▶ **Exercise details**:
Write the records below out again exactly as given, with no images.

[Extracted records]
--*--

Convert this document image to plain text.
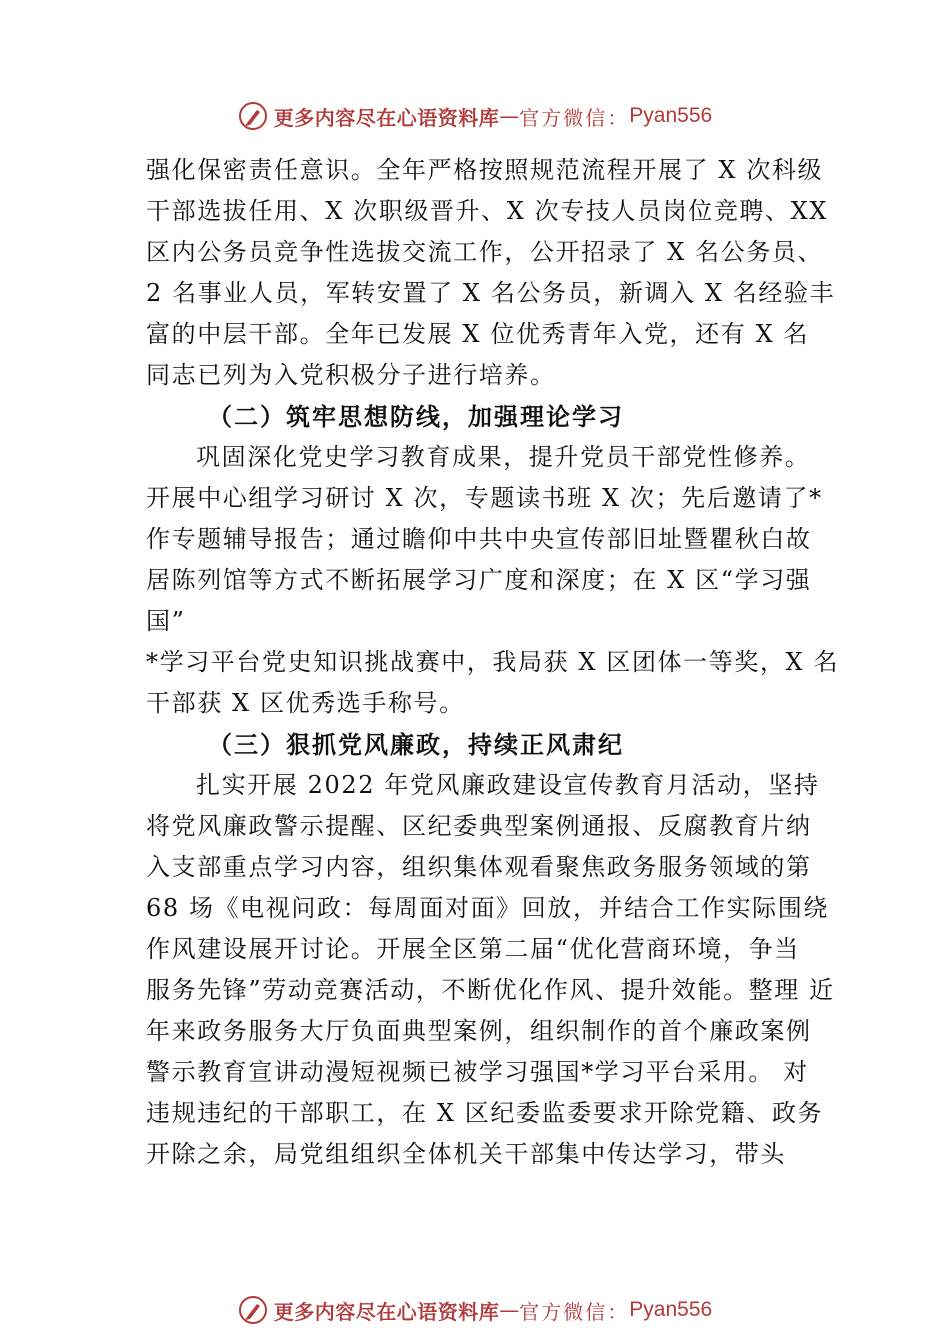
更多内容尽在心语资料库 — 官方微信： Pyan556
强化保密责任意识。全年严格按照规范流程开展了 X 次科级
干部选拔任用、X 次职级晋升、X 次专技人员岗位竞聘、XX
区内公务员竞争性选拔交流工作，公开招录了 X 名公务员、
2 名事业人员，军转安置了 X 名公务员，新调入 X 名经验丰
富的中层干部。全年已发展 X 位优秀青年入党，还有 X 名
同志已列为入党积极分子进行培养。
（二）筑牢思想防线，加强理论学习
巩固深化党史学习教育成果，提升党员干部党性修养。
开展中心组学习研讨 X 次，专题读书班 X 次；先后邀请了*
作专题辅导报告；通过瞻仰中共中央宣传部旧址暨瞿秋白故
居陈列馆等方式不断拓展学习广度和深度；在 X 区“学习强
国”
*学习平台党史知识挑战赛中，我局获 X 区团体一等奖，X 名
干部获 X 区优秀选手称号。
（三）狠抓党风廉政，持续正风肃纪
扎实开展 2022 年党风廉政建设宣传教育月活动，坚持
将党风廉政警示提醒、区纪委典型案例通报、反腐教育片纳
入支部重点学习内容，组织集体观看聚焦政务服务领域的第
68 场《电视问政：每周面对面》回放，并结合工作实际围绕
作风建设展开讨论。开展全区第二届“优化营商环境，争当
服务先锋”劳动竞赛活动，不断优化作风、提升效能。整理 近
年来政务服务大厅负面典型案例，组织制作的首个廉政案例
警示教育宣讲动漫短视频已被学习强国*学习平台采用。 对
违规违纪的干部职工，在 X 区纪委监委要求开除党籍、政务
开除之余，局党组组织全体机关干部集中传达学习，带头
更多内容尽在心语资料库 — 官方微信： Pyan556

--*--

▶ **Correct output**:
Convert this document image to plain text.
更多内容尽在心语资料库 — 官方微信： Pyan556
强化保密责任意识。全年严格按照规范流程开展了 X 次科级
干部选拔任用、X 次职级晋升、X 次专技人员岗位竞聘、XX
区内公务员竞争性选拔交流工作，公开招录了 X 名公务员、
2 名事业人员，军转安置了 X 名公务员，新调入 X 名经验丰
富的中层干部。全年已发展 X 位优秀青年入党，还有 X 名
同志已列为入党积极分子进行培养。
（二）筑牢思想防线，加强理论学习
巩固深化党史学习教育成果，提升党员干部党性修养。
开展中心组学习研讨 X 次，专题读书班 X 次；先后邀请了*
作专题辅导报告；通过瞻仰中共中央宣传部旧址暨瞿秋白故
居陈列馆等方式不断拓展学习广度和深度；在 X 区“学习强
国”
*学习平台党史知识挑战赛中，我局获 X 区团体一等奖，X 名
干部获 X 区优秀选手称号。
（三）狠抓党风廉政，持续正风肃纪
扎实开展 2022 年党风廉政建设宣传教育月活动，坚持
将党风廉政警示提醒、区纪委典型案例通报、反腐教育片纳
入支部重点学习内容，组织集体观看聚焦政务服务领域的第
68 场《电视问政：每周面对面》回放，并结合工作实际围绕
作风建设展开讨论。开展全区第二届“优化营商环境，争当
服务先锋”劳动竞赛活动，不断优化作风、提升效能。整理 近
年来政务服务大厅负面典型案例，组织制作的首个廉政案例
警示教育宣讲动漫短视频已被学习强国*学习平台采用。 对
违规违纪的干部职工，在 X 区纪委监委要求开除党籍、政务
开除之余，局党组组织全体机关干部集中传达学习，带头
更多内容尽在心语资料库 — 官方微信： Pyan556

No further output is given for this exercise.